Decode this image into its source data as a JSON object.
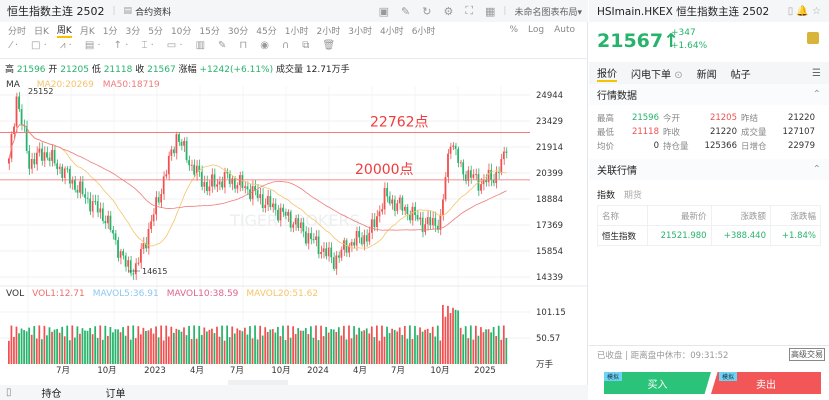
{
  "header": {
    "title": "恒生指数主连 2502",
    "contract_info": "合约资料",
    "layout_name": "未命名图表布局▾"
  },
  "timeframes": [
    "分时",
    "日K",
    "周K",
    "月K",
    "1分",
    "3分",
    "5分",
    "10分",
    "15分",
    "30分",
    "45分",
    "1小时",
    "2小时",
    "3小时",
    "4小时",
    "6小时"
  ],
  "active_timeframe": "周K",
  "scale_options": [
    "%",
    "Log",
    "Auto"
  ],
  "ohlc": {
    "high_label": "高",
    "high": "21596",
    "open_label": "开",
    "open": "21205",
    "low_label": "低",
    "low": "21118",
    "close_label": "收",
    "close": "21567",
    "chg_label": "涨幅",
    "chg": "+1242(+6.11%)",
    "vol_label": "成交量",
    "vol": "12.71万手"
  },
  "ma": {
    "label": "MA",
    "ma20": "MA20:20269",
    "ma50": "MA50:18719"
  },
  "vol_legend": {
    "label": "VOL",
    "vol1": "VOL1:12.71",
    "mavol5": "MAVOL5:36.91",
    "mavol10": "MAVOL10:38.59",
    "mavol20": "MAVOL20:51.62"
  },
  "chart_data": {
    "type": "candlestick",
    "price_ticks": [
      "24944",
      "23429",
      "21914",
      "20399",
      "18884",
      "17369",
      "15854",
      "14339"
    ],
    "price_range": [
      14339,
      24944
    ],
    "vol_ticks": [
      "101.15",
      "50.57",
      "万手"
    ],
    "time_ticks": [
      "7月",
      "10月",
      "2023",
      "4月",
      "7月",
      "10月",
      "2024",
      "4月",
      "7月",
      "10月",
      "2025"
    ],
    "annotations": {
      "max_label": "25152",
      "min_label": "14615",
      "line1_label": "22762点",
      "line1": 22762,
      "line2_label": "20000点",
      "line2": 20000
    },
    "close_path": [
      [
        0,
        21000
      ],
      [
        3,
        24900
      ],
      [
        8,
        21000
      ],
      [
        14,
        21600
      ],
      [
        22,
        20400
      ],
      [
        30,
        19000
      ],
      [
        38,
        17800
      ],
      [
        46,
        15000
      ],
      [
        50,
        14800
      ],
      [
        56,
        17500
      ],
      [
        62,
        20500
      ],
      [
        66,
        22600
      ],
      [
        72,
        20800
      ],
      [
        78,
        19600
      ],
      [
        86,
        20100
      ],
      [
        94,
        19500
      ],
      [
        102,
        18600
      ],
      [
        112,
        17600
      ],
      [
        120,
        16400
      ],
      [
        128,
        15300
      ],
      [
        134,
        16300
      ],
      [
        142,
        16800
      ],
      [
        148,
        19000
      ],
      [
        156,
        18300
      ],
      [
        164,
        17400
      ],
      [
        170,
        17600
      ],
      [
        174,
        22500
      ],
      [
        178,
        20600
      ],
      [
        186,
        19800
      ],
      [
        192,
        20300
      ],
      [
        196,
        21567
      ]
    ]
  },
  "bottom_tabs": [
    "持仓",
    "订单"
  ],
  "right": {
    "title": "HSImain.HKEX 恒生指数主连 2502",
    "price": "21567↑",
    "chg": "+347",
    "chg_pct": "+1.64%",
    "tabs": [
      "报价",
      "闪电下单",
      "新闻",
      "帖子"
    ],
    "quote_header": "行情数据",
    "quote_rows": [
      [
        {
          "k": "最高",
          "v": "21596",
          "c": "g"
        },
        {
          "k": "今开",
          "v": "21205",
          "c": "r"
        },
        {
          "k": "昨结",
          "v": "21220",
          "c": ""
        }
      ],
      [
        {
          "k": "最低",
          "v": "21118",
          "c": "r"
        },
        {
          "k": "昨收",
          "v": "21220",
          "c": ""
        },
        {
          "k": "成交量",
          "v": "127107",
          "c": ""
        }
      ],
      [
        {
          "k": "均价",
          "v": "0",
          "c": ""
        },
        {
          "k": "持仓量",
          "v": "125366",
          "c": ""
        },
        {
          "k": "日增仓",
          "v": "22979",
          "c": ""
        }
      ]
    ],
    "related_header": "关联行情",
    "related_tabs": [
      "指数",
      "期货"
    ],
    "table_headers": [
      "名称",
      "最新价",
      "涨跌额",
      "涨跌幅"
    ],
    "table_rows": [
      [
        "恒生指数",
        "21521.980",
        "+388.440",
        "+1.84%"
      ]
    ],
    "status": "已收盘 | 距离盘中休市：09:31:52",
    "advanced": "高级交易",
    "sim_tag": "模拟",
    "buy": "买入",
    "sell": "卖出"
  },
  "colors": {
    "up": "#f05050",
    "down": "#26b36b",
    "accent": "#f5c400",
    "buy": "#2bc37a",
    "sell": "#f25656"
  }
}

◇ ◇ ◇

Return to the listing above and set it down exactly, leaving out its pictures.

Decode this image into its source data as a JSON object.
{
  "header": {
    "title": "恒生指数主连 2502",
    "contract_info": "合约资料",
    "layout_name": "未命名图表布局▾"
  },
  "timeframes": [
    "分时",
    "日K",
    "周K",
    "月K",
    "1分",
    "3分",
    "5分",
    "10分",
    "15分",
    "30分",
    "45分",
    "1小时",
    "2小时",
    "3小时",
    "4小时",
    "6小时"
  ],
  "active_timeframe": "周K",
  "scale_options": [
    "%",
    "Log",
    "Auto"
  ],
  "ohlc": {
    "high_label": "高",
    "high": "21596",
    "open_label": "开",
    "open": "21205",
    "low_label": "低",
    "low": "21118",
    "close_label": "收",
    "close": "21567",
    "chg_label": "涨幅",
    "chg": "+1242(+6.11%)",
    "vol_label": "成交量",
    "vol": "12.71万手"
  },
  "ma": {
    "label": "MA",
    "ma20": "MA20:20269",
    "ma50": "MA50:18719"
  },
  "vol_legend": {
    "label": "VOL",
    "vol1": "VOL1:12.71",
    "mavol5": "MAVOL5:36.91",
    "mavol10": "MAVOL10:38.59",
    "mavol20": "MAVOL20:51.62"
  },
  "chart_data": {
    "type": "candlestick",
    "price_ticks": [
      "24944",
      "23429",
      "21914",
      "20399",
      "18884",
      "17369",
      "15854",
      "14339"
    ],
    "price_range": [
      14339,
      24944
    ],
    "vol_ticks": [
      "101.15",
      "50.57",
      "万手"
    ],
    "time_ticks": [
      "7月",
      "10月",
      "2023",
      "4月",
      "7月",
      "10月",
      "2024",
      "4月",
      "7月",
      "10月",
      "2025"
    ],
    "annotations": {
      "max_label": "25152",
      "min_label": "14615",
      "line1_label": "22762点",
      "line1": 22762,
      "line2_label": "20000点",
      "line2": 20000
    },
    "close_path": [
      [
        0,
        21000
      ],
      [
        3,
        24900
      ],
      [
        8,
        21000
      ],
      [
        14,
        21600
      ],
      [
        22,
        20400
      ],
      [
        30,
        19000
      ],
      [
        38,
        17800
      ],
      [
        46,
        15000
      ],
      [
        50,
        14800
      ],
      [
        56,
        17500
      ],
      [
        62,
        20500
      ],
      [
        66,
        22600
      ],
      [
        72,
        20800
      ],
      [
        78,
        19600
      ],
      [
        86,
        20100
      ],
      [
        94,
        19500
      ],
      [
        102,
        18600
      ],
      [
        112,
        17600
      ],
      [
        120,
        16400
      ],
      [
        128,
        15300
      ],
      [
        134,
        16300
      ],
      [
        142,
        16800
      ],
      [
        148,
        19000
      ],
      [
        156,
        18300
      ],
      [
        164,
        17400
      ],
      [
        170,
        17600
      ],
      [
        174,
        22500
      ],
      [
        178,
        20600
      ],
      [
        186,
        19800
      ],
      [
        192,
        20300
      ],
      [
        196,
        21567
      ]
    ]
  },
  "bottom_tabs": [
    "持仓",
    "订单"
  ],
  "right": {
    "title": "HSImain.HKEX 恒生指数主连 2502",
    "price": "21567↑",
    "chg": "+347",
    "chg_pct": "+1.64%",
    "tabs": [
      "报价",
      "闪电下单",
      "新闻",
      "帖子"
    ],
    "quote_header": "行情数据",
    "quote_rows": [
      [
        {
          "k": "最高",
          "v": "21596",
          "c": "g"
        },
        {
          "k": "今开",
          "v": "21205",
          "c": "r"
        },
        {
          "k": "昨结",
          "v": "21220",
          "c": ""
        }
      ],
      [
        {
          "k": "最低",
          "v": "21118",
          "c": "r"
        },
        {
          "k": "昨收",
          "v": "21220",
          "c": ""
        },
        {
          "k": "成交量",
          "v": "127107",
          "c": ""
        }
      ],
      [
        {
          "k": "均价",
          "v": "0",
          "c": ""
        },
        {
          "k": "持仓量",
          "v": "125366",
          "c": ""
        },
        {
          "k": "日增仓",
          "v": "22979",
          "c": ""
        }
      ]
    ],
    "related_header": "关联行情",
    "related_tabs": [
      "指数",
      "期货"
    ],
    "table_headers": [
      "名称",
      "最新价",
      "涨跌额",
      "涨跌幅"
    ],
    "table_rows": [
      [
        "恒生指数",
        "21521.980",
        "+388.440",
        "+1.84%"
      ]
    ],
    "status": "已收盘 | 距离盘中休市：09:31:52",
    "advanced": "高级交易",
    "sim_tag": "模拟",
    "buy": "买入",
    "sell": "卖出"
  },
  "colors": {
    "up": "#f05050",
    "down": "#26b36b",
    "accent": "#f5c400",
    "buy": "#2bc37a",
    "sell": "#f25656"
  }
}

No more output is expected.